■ Goal of the exercise: From the entries below, tally how many lines contain "fazer" and report only that figure.

■ Raw data:
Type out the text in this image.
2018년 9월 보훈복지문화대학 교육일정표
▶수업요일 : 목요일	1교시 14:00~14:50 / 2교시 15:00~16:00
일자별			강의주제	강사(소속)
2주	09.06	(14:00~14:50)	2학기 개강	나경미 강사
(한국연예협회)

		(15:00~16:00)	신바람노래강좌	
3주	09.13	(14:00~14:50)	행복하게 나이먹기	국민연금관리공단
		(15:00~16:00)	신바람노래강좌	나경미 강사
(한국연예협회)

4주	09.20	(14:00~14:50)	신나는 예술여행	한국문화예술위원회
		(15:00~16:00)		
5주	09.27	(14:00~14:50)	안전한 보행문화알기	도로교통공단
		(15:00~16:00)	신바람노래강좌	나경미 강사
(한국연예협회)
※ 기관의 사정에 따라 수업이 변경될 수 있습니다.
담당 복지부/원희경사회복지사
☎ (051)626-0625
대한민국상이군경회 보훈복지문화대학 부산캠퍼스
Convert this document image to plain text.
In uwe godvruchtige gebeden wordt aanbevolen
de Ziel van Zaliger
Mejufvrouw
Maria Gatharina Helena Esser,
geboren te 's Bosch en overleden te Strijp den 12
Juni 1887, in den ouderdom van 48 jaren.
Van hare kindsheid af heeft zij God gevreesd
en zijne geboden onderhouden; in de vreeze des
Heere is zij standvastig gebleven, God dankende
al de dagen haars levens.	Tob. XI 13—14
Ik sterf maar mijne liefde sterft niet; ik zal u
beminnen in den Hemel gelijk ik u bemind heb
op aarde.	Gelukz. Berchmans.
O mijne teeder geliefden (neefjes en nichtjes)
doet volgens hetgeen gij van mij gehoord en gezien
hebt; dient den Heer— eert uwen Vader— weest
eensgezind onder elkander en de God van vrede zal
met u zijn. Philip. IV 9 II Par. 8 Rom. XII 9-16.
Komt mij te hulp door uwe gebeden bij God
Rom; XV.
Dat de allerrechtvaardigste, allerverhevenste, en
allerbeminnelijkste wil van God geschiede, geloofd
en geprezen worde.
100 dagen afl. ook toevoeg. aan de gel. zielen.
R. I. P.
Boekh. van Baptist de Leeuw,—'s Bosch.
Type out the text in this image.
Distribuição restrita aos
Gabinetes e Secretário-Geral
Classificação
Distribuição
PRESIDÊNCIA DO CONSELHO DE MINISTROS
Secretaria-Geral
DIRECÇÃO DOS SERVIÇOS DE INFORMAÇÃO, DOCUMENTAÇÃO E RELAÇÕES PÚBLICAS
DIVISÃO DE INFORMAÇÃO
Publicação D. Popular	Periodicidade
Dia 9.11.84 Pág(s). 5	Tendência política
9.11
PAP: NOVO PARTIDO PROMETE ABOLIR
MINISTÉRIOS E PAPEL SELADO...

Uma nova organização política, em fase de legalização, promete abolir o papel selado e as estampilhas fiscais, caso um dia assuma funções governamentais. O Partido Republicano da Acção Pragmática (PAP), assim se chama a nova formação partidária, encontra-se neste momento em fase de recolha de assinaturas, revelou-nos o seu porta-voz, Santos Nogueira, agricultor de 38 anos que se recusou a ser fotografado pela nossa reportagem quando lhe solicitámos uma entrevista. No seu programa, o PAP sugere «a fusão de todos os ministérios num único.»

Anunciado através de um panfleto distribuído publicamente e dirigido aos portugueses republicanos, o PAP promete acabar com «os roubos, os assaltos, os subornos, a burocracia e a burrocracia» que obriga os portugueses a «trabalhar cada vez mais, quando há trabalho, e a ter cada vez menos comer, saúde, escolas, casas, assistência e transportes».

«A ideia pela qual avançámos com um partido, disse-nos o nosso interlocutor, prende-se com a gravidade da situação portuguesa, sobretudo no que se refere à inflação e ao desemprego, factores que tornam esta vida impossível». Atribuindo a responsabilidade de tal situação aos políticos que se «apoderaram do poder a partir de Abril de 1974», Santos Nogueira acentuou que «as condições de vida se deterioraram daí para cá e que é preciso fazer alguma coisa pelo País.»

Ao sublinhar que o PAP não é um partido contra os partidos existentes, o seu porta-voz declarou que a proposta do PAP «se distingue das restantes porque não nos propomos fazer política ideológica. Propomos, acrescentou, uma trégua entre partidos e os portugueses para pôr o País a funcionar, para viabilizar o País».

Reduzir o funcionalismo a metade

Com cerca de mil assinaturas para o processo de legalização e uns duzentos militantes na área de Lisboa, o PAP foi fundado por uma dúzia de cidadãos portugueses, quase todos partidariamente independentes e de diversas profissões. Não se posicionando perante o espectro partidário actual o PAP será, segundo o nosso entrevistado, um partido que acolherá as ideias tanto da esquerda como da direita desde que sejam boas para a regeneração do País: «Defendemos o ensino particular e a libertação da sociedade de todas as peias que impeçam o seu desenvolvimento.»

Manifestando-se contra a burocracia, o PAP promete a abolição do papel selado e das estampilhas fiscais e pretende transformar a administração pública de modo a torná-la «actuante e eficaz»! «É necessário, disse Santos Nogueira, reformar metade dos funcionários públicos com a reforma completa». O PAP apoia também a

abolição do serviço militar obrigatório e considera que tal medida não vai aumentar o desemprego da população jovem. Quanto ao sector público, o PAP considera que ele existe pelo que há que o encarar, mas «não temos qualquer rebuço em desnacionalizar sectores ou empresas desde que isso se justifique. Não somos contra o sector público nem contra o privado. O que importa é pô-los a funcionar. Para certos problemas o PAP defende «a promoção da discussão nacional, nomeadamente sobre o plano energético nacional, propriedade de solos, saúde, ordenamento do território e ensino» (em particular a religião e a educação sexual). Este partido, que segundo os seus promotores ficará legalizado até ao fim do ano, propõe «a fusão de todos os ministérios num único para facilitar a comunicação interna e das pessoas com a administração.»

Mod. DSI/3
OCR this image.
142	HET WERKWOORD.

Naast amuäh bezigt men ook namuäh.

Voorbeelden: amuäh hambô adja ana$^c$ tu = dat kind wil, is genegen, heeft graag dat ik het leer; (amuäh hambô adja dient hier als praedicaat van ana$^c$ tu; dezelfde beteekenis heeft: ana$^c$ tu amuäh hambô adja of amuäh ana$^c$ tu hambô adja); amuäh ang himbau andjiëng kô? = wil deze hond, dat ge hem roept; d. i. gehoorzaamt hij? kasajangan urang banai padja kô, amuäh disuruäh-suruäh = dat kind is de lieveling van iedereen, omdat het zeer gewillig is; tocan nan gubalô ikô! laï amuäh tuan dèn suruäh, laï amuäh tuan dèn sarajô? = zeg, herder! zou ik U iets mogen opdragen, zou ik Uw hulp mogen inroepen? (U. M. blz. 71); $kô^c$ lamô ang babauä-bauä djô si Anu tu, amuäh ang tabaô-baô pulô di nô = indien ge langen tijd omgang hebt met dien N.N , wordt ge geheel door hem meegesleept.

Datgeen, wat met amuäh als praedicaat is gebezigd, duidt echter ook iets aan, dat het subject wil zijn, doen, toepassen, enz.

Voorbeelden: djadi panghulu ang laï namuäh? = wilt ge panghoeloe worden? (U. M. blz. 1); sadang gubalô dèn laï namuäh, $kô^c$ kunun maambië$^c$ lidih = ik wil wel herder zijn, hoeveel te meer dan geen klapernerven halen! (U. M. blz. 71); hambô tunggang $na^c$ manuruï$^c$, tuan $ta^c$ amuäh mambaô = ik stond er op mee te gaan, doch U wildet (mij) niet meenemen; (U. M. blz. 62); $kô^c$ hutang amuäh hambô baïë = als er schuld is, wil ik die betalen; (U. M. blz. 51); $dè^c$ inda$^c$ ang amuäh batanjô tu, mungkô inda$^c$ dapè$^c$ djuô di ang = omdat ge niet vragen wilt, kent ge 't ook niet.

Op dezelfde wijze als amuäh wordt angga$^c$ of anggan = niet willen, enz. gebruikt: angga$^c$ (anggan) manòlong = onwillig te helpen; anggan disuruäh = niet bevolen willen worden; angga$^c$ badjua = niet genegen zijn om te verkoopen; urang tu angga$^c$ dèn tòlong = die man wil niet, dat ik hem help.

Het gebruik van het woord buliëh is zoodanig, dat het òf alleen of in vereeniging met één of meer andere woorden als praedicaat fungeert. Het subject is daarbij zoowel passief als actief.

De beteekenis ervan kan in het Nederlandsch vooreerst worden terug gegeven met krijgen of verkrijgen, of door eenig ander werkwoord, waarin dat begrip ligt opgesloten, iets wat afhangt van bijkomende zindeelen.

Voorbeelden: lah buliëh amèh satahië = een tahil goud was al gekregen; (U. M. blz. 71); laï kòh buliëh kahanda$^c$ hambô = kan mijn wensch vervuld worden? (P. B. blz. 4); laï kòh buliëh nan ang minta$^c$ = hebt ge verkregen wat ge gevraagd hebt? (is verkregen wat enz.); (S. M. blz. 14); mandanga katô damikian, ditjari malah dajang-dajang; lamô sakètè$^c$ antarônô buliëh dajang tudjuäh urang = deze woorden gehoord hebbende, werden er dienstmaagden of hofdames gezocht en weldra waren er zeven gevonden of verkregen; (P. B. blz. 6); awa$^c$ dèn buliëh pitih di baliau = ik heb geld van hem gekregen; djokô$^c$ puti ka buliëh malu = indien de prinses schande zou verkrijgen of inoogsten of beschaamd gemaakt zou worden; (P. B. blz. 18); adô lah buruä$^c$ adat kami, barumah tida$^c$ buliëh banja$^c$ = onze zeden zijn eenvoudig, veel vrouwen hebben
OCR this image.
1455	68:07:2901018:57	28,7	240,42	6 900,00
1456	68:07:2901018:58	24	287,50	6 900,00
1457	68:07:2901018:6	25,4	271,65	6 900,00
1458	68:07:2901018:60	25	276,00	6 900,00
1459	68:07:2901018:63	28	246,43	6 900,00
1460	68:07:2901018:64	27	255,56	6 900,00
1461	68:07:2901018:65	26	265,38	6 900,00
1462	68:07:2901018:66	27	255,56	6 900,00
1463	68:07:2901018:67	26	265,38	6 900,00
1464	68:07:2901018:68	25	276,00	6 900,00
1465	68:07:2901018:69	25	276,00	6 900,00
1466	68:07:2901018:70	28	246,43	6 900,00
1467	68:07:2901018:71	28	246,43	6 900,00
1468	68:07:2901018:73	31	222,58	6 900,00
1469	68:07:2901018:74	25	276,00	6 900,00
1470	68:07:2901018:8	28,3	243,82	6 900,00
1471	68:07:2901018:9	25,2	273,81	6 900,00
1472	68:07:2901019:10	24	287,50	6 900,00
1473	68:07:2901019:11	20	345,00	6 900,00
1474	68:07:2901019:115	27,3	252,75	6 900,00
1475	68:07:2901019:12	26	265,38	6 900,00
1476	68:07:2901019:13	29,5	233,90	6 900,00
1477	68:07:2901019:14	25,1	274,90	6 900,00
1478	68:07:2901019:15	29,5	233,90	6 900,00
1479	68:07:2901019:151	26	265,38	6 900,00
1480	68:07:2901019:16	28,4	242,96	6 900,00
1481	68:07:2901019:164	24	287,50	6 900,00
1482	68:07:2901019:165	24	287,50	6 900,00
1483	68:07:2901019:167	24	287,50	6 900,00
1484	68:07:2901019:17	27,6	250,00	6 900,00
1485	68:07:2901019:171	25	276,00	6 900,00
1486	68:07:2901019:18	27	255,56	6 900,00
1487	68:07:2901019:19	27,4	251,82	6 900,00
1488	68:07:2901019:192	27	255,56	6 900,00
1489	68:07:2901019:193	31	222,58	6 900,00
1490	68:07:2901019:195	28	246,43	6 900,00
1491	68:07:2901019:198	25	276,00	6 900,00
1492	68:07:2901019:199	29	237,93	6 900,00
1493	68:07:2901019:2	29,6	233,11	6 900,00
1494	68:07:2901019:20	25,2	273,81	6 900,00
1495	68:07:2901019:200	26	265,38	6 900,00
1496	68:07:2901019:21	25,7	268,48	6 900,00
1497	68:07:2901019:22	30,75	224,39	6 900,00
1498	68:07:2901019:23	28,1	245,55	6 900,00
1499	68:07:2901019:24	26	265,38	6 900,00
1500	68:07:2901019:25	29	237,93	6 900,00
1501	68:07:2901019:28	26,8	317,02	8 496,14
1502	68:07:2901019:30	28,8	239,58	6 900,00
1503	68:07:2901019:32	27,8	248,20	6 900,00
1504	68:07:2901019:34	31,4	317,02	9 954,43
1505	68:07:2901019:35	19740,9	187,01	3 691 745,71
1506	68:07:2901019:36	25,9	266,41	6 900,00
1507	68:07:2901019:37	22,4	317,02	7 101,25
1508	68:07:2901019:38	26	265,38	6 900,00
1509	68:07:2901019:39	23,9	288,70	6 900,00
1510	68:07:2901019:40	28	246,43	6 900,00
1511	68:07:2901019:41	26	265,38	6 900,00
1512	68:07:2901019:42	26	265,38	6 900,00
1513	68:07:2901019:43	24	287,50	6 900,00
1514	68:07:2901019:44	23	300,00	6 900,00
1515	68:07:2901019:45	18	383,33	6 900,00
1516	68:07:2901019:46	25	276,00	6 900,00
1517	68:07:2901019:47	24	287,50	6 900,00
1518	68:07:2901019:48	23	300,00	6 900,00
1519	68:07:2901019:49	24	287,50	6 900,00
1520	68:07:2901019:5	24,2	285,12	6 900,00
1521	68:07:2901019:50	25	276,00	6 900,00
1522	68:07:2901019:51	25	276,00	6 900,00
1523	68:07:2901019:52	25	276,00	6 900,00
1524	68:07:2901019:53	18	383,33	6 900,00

■ Answer: 2